-- Start Information shown --

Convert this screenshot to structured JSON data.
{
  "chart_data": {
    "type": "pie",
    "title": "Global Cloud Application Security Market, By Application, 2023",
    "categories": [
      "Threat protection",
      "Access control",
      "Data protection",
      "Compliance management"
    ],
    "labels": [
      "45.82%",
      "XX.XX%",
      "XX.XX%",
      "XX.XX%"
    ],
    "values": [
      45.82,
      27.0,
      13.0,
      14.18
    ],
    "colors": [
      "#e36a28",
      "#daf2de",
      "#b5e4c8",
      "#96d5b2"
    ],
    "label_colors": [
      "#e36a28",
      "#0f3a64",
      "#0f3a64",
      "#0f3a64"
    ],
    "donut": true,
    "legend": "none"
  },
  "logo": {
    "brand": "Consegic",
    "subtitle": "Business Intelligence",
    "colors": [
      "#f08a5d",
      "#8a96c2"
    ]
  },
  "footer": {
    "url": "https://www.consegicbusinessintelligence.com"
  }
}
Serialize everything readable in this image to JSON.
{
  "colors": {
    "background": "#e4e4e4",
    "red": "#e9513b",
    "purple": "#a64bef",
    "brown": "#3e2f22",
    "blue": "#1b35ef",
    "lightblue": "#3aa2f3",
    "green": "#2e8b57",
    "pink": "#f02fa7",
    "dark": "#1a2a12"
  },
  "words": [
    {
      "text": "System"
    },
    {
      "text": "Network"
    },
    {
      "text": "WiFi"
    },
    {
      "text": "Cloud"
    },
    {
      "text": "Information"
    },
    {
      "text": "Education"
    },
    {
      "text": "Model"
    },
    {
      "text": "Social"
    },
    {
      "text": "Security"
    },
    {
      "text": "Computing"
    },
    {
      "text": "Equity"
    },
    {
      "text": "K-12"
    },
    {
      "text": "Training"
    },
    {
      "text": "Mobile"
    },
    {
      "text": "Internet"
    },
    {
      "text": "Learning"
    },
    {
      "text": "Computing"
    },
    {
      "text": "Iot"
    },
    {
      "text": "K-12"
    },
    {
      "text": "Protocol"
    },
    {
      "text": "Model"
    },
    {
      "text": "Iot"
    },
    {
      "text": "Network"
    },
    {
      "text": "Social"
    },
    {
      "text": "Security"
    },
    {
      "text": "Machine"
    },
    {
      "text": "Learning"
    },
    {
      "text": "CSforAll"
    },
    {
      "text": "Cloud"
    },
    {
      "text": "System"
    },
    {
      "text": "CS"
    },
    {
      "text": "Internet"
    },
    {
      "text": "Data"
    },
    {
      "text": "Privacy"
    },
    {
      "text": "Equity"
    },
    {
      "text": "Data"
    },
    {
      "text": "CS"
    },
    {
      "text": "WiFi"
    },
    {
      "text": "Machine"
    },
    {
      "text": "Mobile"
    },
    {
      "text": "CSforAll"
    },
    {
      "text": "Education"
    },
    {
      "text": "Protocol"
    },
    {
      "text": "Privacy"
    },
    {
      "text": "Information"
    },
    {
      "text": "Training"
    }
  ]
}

-- End Information shown --

Written problem:
Copy every record exactly as presented.

Result of this exercise:
Convert this screenshot to structured JSON data.
{
  "chart_data": {
    "type": "pie",
    "title": "Global Cloud Application Security Market, By Application, 2023",
    "categories": [
      "Threat protection",
      "Access control",
      "Data protection",
      "Compliance management"
    ],
    "labels": [
      "45.82%",
      "XX.XX%",
      "XX.XX%",
      "XX.XX%"
    ],
    "values": [
      45.82,
      27.0,
      13.0,
      14.18
    ],
    "colors": [
      "#e36a28",
      "#daf2de",
      "#b5e4c8",
      "#96d5b2"
    ],
    "label_colors": [
      "#e36a28",
      "#0f3a64",
      "#0f3a64",
      "#0f3a64"
    ],
    "donut": true,
    "legend": "none"
  },
  "logo": {
    "brand": "Consegic",
    "subtitle": "Business Intelligence",
    "colors": [
      "#f08a5d",
      "#8a96c2"
    ]
  },
  "footer": {
    "url": "https://www.consegicbusinessintelligence.com"
  }
}
Serialize everything readable in this image to JSON.
{
  "colors": {
    "background": "#e4e4e4",
    "red": "#e9513b",
    "purple": "#a64bef",
    "brown": "#3e2f22",
    "blue": "#1b35ef",
    "lightblue": "#3aa2f3",
    "green": "#2e8b57",
    "pink": "#f02fa7",
    "dark": "#1a2a12"
  },
  "words": [
    {
      "text": "System"
    },
    {
      "text": "Network"
    },
    {
      "text": "WiFi"
    },
    {
      "text": "Cloud"
    },
    {
      "text": "Information"
    },
    {
      "text": "Education"
    },
    {
      "text": "Model"
    },
    {
      "text": "Social"
    },
    {
      "text": "Security"
    },
    {
      "text": "Computing"
    },
    {
      "text": "Equity"
    },
    {
      "text": "K-12"
    },
    {
      "text": "Training"
    },
    {
      "text": "Mobile"
    },
    {
      "text": "Internet"
    },
    {
      "text": "Learning"
    },
    {
      "text": "Computing"
    },
    {
      "text": "Iot"
    },
    {
      "text": "K-12"
    },
    {
      "text": "Protocol"
    },
    {
      "text": "Model"
    },
    {
      "text": "Iot"
    },
    {
      "text": "Network"
    },
    {
      "text": "Social"
    },
    {
      "text": "Security"
    },
    {
      "text": "Machine"
    },
    {
      "text": "Learning"
    },
    {
      "text": "CSforAll"
    },
    {
      "text": "Cloud"
    },
    {
      "text": "System"
    },
    {
      "text": "CS"
    },
    {
      "text": "Internet"
    },
    {
      "text": "Data"
    },
    {
      "text": "Privacy"
    },
    {
      "text": "Equity"
    },
    {
      "text": "Data"
    },
    {
      "text": "CS"
    },
    {
      "text": "WiFi"
    },
    {
      "text": "Machine"
    },
    {
      "text": "Mobile"
    },
    {
      "text": "CSforAll"
    },
    {
      "text": "Education"
    },
    {
      "text": "Protocol"
    },
    {
      "text": "Privacy"
    },
    {
      "text": "Information"
    },
    {
      "text": "Training"
    }
  ]
}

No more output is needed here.